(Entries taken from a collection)
╭──
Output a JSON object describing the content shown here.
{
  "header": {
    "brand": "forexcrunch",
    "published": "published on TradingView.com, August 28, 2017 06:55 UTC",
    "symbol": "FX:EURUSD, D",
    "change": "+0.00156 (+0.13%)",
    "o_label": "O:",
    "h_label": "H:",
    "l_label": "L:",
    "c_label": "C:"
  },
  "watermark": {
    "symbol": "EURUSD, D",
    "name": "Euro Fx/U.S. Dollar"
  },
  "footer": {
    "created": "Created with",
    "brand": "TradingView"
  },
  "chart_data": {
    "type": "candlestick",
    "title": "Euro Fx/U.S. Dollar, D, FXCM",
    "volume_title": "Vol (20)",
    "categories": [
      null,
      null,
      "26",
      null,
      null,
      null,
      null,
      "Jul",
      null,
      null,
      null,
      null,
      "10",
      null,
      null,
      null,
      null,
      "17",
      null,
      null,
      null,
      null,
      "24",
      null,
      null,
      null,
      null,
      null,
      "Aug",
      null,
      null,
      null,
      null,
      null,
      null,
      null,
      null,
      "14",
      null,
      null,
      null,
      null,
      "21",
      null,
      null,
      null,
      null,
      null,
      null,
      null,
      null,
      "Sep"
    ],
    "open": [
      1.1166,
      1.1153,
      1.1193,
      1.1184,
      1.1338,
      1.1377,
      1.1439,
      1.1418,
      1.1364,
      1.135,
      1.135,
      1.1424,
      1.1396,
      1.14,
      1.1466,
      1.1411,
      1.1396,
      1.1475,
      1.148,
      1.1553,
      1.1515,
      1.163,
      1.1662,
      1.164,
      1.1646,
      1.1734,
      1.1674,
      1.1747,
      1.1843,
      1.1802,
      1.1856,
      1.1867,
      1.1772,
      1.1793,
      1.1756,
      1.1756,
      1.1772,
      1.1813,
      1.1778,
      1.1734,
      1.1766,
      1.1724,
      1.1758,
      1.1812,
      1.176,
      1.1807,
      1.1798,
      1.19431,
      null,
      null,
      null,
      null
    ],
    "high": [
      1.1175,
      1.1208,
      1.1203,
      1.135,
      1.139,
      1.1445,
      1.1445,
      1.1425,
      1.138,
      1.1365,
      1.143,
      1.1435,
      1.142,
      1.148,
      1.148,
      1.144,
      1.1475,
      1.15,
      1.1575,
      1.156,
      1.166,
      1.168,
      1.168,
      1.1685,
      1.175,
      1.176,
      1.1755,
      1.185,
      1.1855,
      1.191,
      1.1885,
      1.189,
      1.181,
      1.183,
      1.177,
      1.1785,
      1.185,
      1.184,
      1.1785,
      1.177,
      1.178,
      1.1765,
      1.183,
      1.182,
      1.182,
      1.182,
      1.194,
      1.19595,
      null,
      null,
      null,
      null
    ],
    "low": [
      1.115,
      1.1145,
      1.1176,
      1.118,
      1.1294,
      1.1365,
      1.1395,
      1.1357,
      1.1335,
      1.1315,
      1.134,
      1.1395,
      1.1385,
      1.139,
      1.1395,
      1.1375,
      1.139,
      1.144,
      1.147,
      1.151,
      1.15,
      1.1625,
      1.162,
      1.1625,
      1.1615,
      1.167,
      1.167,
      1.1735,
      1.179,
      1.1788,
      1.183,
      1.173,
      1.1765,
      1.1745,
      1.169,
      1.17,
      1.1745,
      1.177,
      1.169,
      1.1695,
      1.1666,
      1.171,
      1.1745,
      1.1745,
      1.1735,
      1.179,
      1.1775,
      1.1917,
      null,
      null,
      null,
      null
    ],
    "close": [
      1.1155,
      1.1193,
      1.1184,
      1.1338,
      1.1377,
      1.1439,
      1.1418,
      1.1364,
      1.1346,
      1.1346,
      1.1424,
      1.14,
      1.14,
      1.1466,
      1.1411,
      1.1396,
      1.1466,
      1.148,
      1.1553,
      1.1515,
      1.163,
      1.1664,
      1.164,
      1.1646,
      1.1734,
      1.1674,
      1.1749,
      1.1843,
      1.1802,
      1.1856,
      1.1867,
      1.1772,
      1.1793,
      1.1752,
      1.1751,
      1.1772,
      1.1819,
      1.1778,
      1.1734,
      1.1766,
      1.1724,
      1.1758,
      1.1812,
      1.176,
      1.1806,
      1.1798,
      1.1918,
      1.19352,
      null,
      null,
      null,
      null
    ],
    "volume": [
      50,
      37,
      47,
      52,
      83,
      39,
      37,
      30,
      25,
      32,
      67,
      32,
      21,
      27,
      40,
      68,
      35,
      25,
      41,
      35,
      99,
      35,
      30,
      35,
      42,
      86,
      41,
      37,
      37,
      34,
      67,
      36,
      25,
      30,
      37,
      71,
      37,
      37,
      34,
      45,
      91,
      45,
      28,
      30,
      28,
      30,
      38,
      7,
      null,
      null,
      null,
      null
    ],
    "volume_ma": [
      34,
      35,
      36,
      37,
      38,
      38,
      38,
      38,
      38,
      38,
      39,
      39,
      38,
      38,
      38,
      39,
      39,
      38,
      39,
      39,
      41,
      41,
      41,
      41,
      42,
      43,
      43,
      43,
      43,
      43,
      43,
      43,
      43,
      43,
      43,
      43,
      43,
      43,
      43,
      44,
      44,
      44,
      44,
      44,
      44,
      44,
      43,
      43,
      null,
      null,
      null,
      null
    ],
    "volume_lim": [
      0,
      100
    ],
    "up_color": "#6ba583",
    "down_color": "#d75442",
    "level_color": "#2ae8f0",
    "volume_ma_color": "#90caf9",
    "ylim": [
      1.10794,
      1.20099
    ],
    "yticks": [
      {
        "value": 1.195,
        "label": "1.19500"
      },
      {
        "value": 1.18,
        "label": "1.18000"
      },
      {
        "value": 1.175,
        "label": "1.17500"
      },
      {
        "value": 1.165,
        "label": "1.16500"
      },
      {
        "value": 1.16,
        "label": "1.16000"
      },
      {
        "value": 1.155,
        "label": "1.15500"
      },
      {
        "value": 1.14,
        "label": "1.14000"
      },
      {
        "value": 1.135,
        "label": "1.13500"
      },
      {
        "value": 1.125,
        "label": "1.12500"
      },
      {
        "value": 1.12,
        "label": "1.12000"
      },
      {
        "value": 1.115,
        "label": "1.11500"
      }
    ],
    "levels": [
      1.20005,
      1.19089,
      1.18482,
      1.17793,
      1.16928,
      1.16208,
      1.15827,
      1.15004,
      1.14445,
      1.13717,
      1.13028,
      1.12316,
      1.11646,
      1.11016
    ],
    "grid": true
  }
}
╰──
BRIEF:
In the entries above, how many lines hold the word "Euro"? State the number and nothing else.

TASK RESPONSE:
2